(begin)

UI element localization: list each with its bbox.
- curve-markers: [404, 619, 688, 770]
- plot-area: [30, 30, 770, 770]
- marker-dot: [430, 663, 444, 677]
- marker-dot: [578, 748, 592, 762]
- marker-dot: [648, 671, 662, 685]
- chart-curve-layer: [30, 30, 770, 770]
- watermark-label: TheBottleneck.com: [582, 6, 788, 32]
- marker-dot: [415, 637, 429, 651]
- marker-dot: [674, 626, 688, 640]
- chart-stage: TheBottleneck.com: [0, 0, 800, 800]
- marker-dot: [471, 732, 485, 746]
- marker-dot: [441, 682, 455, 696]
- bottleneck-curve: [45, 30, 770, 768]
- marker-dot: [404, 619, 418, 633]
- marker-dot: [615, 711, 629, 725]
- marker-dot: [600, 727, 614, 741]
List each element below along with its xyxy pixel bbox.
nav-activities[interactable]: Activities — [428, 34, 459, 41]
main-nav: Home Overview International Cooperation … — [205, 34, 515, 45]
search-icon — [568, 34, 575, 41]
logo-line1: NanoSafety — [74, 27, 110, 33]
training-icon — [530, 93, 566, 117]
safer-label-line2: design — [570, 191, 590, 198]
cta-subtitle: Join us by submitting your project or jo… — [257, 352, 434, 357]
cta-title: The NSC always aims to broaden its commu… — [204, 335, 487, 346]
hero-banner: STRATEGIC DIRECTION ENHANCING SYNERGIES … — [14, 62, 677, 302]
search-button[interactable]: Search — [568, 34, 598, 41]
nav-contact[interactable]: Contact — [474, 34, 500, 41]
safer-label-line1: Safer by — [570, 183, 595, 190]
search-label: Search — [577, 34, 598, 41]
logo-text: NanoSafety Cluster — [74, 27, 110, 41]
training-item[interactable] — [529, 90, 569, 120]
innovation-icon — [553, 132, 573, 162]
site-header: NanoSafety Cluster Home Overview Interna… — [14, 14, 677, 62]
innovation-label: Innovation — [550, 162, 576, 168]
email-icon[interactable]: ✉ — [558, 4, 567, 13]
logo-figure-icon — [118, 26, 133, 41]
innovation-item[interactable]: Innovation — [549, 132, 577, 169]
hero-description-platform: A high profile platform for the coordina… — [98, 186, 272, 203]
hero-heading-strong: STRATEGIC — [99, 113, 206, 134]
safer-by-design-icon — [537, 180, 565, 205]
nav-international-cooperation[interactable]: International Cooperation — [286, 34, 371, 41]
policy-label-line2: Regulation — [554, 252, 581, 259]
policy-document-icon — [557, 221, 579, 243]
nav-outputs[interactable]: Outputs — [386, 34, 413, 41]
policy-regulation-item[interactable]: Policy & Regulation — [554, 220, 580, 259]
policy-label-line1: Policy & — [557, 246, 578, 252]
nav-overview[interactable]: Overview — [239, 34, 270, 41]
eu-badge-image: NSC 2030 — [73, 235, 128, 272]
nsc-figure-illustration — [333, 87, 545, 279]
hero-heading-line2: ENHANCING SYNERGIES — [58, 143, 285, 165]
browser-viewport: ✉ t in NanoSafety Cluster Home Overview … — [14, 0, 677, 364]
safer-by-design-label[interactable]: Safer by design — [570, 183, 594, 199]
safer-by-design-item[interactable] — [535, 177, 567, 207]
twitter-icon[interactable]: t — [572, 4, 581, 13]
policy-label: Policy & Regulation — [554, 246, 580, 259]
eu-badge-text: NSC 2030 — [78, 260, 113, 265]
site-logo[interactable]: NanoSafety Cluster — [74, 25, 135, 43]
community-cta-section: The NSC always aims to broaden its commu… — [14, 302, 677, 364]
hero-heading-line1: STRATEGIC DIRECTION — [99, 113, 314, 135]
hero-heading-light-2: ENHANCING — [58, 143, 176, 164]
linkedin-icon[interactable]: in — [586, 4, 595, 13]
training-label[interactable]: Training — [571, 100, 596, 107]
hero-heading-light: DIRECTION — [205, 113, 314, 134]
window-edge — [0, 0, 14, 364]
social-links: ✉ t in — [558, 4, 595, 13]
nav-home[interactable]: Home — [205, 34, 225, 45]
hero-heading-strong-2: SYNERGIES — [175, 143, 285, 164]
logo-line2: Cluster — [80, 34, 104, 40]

(end)

● **Problem requirements**
Format the lines of the records as a JSON list of strings, one string per line and no blank lines, from the start of the records through the line containing "nav-contact[interactable]: Contact —", both included.

● **Solution to the problem**
[
  "UI element localization: list each with its bbox.",
  "- curve-markers: [404, 619, 688, 770]",
  "- plot-area: [30, 30, 770, 770]",
  "- marker-dot: [430, 663, 444, 677]",
  "- marker-dot: [578, 748, 592, 762]",
  "- marker-dot: [648, 671, 662, 685]",
  "- chart-curve-layer: [30, 30, 770, 770]",
  "- watermark-label: TheBottleneck.com: [582, 6, 788, 32]",
  "- marker-dot: [415, 637, 429, 651]",
  "- marker-dot: [674, 626, 688, 640]",
  "- chart-stage: TheBottleneck.com: [0, 0, 800, 800]",
  "- marker-dot: [471, 732, 485, 746]",
  "- marker-dot: [441, 682, 455, 696]",
  "- bottleneck-curve: [45, 30, 770, 768]",
  "- marker-dot: [404, 619, 418, 633]",
  "- marker-dot: [615, 711, 629, 725]",
  "- marker-dot: [600, 727, 614, 741]",
  "List each element below along with its xyxy pixel bbox.",
  "nav-activities[interactable]: Activities — [428, 34, 459, 41]",
  "main-nav: Home Overview International Cooperation … — [205, 34, 515, 45]",
  "search-icon — [568, 34, 575, 41]",
  "logo-line1: NanoSafety — [74, 27, 110, 33]",
  "training-icon — [530, 93, 566, 117]",
  "safer-label-line2: design — [570, 191, 590, 198]",
  "cta-subtitle: Join us by submitting your project or jo… — [257, 352, 434, 357]",
  "cta-title: The NSC always aims to broaden its commu… — [204, 335, 487, 346]",
  "hero-banner: STRATEGIC DIRECTION ENHANCING SYNERGIES … — [14, 62, 677, 302]",
  "search-button[interactable]: Search — [568, 34, 598, 41]",
  "nav-contact[interactable]: Contact — [474, 34, 500, 41]"
]